* Seitentext *
Am Ende waren es doch fast sieben statt der angekündigten sechs Stunden, nach denen das wie erschlagen wirkende Premierenpublikum in die Dresdner Nacht hinaus wankte. So viel Zeit musste man mitbringen, um die zweite Arbeit des ehemaligen Volksbühnen-Intendanten Frank Castorf in der sächsischen Landeshauptstadt zu sehen. Ob es sich gelohnt hat? Schwer zu sagen. Ein bisschen wie bei der Revolution, um die es an diesem Abend mit Georg Büchners „Dantons Tod“ und Heiner Müllers „Der Auftrag“ geht (wobei auf dem Programmzettel nur „Dantons Tod“ steht): Großartiges und Schreckliches liegen nah beieinander. Und alles wird im unerbittlichen Mahlstrom der Zeit hin weggerissen.
Man könnte sagen, dass Castorf mit einer zerdehnten Inszenierung etwas entdeckt, was allen Revolutionen innewohnt: die Suche nach der einmaligen Gelegenheit, dem Kairos, um mit Wucht ins Räderwerk der Geschichte zu greifen. Schließt sich das Fenster der Entscheidung, sind es die Revolutionäre selbst, die unter die Räder geraten. Und bekanntlich erst als Tragödie, dann als Farce. Man könnte allerdings auch sagen, dass Castorf nach der Pause – und dreieinhalb dichten Stunden im ersten Teil – schlicht die Zeit, Kraft oder Lust gefehlt haben, den Abend fertig zu inszenieren. Es fehlt ein starkes Schlussbild. Oder ist das auch wieder ein ästhetisches Urteil über die Revolution?

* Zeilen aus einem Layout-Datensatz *

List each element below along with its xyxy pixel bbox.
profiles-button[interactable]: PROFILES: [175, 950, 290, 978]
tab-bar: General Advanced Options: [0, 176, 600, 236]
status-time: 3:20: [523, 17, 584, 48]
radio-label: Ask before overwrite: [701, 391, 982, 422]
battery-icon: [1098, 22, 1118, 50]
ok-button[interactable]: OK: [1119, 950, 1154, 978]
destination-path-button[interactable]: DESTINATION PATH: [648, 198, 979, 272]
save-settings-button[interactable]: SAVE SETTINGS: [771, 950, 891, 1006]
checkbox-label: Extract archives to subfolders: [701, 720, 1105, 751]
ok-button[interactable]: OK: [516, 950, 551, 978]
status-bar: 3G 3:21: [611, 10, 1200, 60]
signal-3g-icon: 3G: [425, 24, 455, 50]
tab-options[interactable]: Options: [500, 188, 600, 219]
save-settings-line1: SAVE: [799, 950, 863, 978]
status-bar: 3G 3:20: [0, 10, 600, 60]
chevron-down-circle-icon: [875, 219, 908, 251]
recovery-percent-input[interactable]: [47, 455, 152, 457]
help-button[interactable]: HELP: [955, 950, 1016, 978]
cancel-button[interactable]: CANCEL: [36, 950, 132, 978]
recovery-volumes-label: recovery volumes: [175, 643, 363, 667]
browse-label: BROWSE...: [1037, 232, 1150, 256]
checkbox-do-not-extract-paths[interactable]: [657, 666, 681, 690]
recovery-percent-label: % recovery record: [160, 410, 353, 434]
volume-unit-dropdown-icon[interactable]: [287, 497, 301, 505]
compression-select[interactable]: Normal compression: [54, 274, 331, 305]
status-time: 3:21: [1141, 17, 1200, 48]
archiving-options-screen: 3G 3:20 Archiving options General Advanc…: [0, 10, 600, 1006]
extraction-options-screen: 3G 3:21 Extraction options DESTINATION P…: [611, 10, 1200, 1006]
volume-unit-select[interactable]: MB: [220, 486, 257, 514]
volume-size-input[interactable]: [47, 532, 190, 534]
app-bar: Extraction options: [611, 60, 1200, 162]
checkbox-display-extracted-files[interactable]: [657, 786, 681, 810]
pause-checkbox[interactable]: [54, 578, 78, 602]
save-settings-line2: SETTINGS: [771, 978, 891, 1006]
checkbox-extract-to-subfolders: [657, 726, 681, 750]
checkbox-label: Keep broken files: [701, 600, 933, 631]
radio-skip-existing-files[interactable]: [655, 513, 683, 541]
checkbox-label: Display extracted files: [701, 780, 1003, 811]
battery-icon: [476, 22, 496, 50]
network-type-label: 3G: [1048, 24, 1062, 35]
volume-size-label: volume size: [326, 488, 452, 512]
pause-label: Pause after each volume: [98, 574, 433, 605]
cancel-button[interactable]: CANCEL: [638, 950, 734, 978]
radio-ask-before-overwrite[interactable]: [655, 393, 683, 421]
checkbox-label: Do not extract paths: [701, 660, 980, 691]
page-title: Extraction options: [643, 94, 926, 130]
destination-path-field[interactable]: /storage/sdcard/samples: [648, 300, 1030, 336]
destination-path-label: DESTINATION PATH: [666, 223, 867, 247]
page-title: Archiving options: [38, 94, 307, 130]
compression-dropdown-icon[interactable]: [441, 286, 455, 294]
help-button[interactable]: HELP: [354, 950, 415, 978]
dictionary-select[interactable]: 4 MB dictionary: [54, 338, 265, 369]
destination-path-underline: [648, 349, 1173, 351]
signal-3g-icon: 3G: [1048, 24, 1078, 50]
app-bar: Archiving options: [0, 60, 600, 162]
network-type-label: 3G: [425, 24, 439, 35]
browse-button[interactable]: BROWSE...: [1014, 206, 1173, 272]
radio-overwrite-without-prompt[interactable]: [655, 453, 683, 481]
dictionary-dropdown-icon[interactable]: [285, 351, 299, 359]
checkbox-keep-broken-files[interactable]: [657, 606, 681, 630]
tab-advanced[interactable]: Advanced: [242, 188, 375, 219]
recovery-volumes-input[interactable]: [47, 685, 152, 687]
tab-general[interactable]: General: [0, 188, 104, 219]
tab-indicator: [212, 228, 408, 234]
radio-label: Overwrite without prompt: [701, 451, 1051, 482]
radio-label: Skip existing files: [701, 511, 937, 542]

* Kurzaufgabe *
Tausche im Abschnitt der Theaterkritik, der mit den Worten „Am Ende waren“ beginnt und mit „Zeit hin weggerissen.“ endet, „Revolution“ gegen „Umwälzung“ und gib den Abschnitt so wieder.

* Antwort zur Aufgabe *
Am Ende waren es doch fast sieben statt der angekündigten sechs Stunden, nach denen das wie erschlagen wirkende Premierenpublikum in die Dresdner Nacht hinaus wankte. So viel Zeit musste man mitbringen, um die zweite Arbeit des ehemaligen Volksbühnen-Intendanten Frank Castorf in der sächsischen Landeshauptstadt zu sehen. Ob es sich gelohnt hat? Schwer zu sagen. Ein bisschen wie bei der Umwälzung, um die es an diesem Abend mit Georg Büchners „Dantons Tod“ und Heiner Müllers „Der Auftrag“ geht (wobei auf dem Programmzettel nur „Dantons Tod“ steht): Großartiges und Schreckliches liegen nah beieinander. Und alles wird im unerbittlichen Mahlstrom der Zeit hin weggerissen.